AIM OF THE TASK> Work out the number of lines containing "уровень". Answer with nothing but that number.

DATA SHOWN>

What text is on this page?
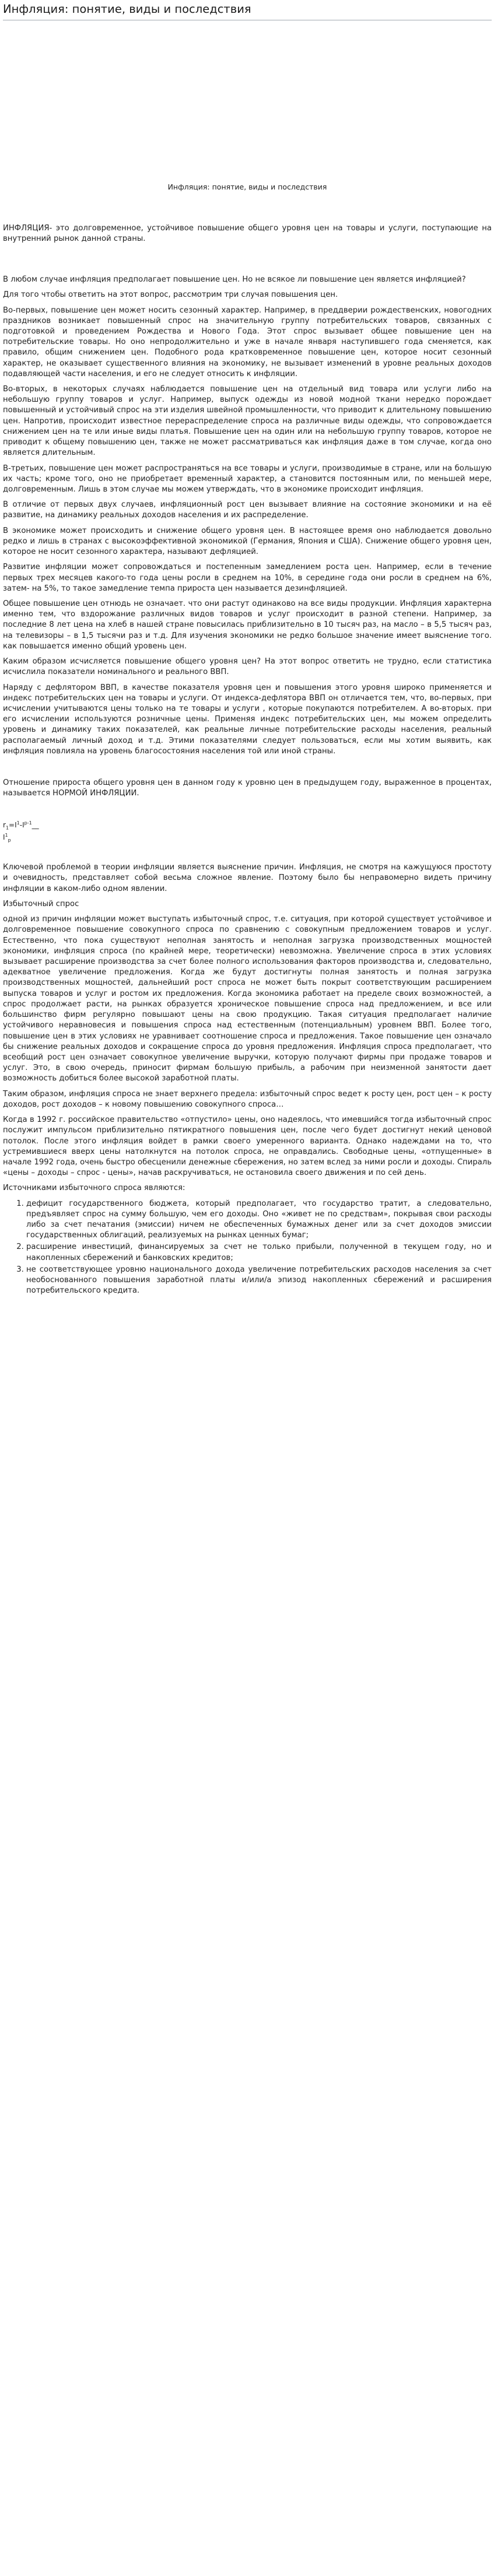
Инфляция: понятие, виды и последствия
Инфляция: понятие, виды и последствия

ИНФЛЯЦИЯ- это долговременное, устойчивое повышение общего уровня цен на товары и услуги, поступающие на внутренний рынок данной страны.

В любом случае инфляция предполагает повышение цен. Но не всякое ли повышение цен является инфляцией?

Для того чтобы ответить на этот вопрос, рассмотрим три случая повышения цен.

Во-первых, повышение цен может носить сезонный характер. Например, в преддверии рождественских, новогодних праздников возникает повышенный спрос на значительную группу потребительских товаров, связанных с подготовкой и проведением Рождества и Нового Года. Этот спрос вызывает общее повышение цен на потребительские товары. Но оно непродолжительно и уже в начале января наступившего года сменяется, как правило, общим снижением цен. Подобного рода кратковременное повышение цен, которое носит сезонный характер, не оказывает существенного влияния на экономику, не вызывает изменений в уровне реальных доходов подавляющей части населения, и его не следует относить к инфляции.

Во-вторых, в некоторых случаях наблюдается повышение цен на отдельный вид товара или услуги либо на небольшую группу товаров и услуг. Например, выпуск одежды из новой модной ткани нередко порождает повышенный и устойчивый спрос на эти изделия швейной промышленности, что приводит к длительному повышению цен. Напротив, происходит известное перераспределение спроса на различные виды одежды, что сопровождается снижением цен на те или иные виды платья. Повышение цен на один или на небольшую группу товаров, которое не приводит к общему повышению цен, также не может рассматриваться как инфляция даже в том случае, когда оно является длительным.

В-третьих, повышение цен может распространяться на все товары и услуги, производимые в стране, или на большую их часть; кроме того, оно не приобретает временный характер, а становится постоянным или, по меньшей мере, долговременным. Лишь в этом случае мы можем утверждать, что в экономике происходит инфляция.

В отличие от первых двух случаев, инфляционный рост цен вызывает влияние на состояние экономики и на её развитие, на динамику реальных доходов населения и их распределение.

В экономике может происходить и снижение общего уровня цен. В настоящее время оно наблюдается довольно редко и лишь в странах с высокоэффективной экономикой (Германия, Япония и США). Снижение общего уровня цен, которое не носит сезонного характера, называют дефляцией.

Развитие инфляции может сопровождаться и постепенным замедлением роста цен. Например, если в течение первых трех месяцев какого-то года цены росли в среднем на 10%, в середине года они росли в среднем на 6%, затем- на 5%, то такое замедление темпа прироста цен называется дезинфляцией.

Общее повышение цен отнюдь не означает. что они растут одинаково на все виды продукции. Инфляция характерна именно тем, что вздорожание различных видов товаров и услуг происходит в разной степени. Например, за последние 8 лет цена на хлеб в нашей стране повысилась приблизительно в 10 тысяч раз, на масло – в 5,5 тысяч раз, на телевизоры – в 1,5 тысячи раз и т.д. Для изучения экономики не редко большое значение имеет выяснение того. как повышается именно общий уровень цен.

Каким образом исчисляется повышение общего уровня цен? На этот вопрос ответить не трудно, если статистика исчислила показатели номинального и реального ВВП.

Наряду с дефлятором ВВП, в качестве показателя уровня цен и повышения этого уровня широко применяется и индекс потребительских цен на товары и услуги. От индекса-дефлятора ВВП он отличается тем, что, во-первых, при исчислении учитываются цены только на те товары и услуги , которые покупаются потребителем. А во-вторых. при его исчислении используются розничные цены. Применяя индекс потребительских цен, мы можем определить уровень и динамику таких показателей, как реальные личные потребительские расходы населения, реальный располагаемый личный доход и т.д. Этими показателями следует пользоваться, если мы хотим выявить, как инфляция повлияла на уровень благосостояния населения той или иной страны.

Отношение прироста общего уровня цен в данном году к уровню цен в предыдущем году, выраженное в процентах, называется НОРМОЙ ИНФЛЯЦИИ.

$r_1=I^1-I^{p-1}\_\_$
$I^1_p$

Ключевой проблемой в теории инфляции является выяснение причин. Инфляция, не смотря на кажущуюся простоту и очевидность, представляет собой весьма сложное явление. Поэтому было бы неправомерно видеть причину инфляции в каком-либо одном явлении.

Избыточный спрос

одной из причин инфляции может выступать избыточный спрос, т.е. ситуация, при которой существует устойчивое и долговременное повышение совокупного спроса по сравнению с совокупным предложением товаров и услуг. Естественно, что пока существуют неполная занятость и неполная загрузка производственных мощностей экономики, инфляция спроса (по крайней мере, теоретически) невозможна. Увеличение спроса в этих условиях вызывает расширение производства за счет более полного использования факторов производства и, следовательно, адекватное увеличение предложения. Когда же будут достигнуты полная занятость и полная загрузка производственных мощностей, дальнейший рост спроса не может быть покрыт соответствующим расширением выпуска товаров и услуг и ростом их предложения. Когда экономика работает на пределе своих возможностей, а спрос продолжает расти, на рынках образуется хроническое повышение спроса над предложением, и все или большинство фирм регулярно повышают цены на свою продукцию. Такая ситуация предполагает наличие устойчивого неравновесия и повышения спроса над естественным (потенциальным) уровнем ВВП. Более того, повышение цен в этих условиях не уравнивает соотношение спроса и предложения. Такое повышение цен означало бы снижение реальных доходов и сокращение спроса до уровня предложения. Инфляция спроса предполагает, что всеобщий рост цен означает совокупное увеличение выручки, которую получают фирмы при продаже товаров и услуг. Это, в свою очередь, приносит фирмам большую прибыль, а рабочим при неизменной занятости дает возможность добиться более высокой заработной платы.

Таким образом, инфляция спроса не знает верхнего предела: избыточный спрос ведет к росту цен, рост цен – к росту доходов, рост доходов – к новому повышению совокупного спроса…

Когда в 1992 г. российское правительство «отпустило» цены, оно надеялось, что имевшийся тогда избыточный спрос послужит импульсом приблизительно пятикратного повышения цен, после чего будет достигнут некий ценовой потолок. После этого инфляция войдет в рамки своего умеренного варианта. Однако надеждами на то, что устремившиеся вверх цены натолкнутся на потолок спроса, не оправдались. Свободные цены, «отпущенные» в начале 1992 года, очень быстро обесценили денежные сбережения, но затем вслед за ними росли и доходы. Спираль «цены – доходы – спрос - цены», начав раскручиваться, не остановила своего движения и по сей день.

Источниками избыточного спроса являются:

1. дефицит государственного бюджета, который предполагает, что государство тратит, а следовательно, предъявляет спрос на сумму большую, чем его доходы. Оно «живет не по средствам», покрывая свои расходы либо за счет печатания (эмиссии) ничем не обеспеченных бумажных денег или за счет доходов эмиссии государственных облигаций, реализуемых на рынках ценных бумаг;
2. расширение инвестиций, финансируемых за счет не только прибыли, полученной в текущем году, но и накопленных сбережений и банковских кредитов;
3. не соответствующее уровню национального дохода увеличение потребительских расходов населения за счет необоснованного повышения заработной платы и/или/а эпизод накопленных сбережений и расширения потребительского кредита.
---
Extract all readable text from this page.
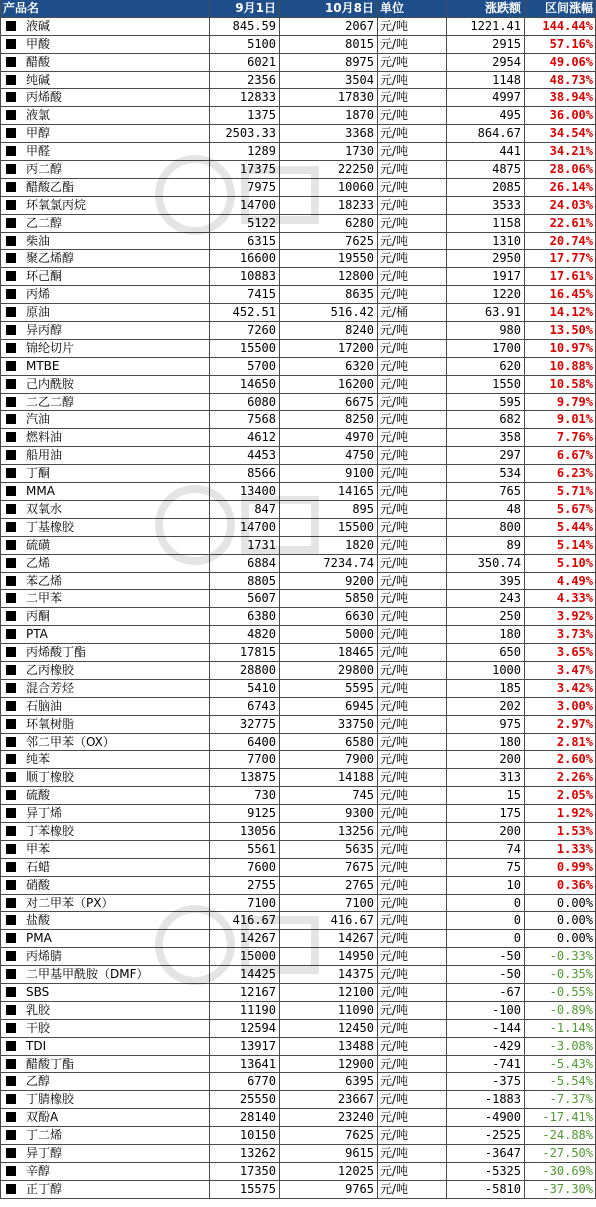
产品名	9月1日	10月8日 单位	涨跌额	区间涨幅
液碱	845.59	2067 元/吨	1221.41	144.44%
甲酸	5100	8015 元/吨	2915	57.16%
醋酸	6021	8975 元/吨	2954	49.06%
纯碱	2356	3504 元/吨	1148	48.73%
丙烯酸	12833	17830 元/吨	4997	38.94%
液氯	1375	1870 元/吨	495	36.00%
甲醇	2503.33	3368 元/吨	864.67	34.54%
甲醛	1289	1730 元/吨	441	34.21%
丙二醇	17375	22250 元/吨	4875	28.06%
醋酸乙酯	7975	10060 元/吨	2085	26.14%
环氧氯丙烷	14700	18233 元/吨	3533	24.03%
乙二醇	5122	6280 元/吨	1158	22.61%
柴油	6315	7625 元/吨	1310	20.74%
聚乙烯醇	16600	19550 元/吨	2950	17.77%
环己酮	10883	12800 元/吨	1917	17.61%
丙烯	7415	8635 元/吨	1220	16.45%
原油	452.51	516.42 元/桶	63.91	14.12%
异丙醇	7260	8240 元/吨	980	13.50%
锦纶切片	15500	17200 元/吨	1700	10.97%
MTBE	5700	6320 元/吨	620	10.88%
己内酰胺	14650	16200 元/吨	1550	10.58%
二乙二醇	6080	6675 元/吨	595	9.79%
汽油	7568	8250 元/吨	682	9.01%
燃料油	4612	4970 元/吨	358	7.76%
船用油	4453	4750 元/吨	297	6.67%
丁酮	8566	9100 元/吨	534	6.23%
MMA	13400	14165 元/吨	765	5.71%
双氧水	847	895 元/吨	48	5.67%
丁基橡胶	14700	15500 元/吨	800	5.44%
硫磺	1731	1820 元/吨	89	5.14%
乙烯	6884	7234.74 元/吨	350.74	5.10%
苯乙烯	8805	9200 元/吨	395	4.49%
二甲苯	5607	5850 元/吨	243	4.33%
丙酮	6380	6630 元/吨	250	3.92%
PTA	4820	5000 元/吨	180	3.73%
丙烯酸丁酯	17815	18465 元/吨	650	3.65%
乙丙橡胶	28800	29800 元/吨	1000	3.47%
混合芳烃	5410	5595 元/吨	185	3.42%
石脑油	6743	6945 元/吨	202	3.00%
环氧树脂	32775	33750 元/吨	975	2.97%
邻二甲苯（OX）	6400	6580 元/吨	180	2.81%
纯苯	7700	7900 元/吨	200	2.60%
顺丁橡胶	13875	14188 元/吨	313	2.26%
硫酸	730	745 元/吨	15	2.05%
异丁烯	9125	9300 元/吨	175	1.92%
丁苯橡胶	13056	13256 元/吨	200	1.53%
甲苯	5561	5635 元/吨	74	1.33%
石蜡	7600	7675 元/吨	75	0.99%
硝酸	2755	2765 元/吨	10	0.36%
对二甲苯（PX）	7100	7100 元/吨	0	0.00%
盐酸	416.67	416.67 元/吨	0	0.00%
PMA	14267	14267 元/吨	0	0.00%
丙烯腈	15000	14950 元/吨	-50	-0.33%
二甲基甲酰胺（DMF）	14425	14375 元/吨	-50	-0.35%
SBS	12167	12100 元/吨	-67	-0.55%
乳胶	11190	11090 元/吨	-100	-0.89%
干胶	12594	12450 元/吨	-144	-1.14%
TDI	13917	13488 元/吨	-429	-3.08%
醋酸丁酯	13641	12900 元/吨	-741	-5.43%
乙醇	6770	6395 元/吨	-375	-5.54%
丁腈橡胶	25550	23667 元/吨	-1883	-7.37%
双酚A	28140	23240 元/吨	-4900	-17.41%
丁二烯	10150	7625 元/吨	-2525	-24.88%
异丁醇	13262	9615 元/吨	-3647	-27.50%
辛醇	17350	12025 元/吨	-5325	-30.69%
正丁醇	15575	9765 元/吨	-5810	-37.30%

FULL ANSWER> 2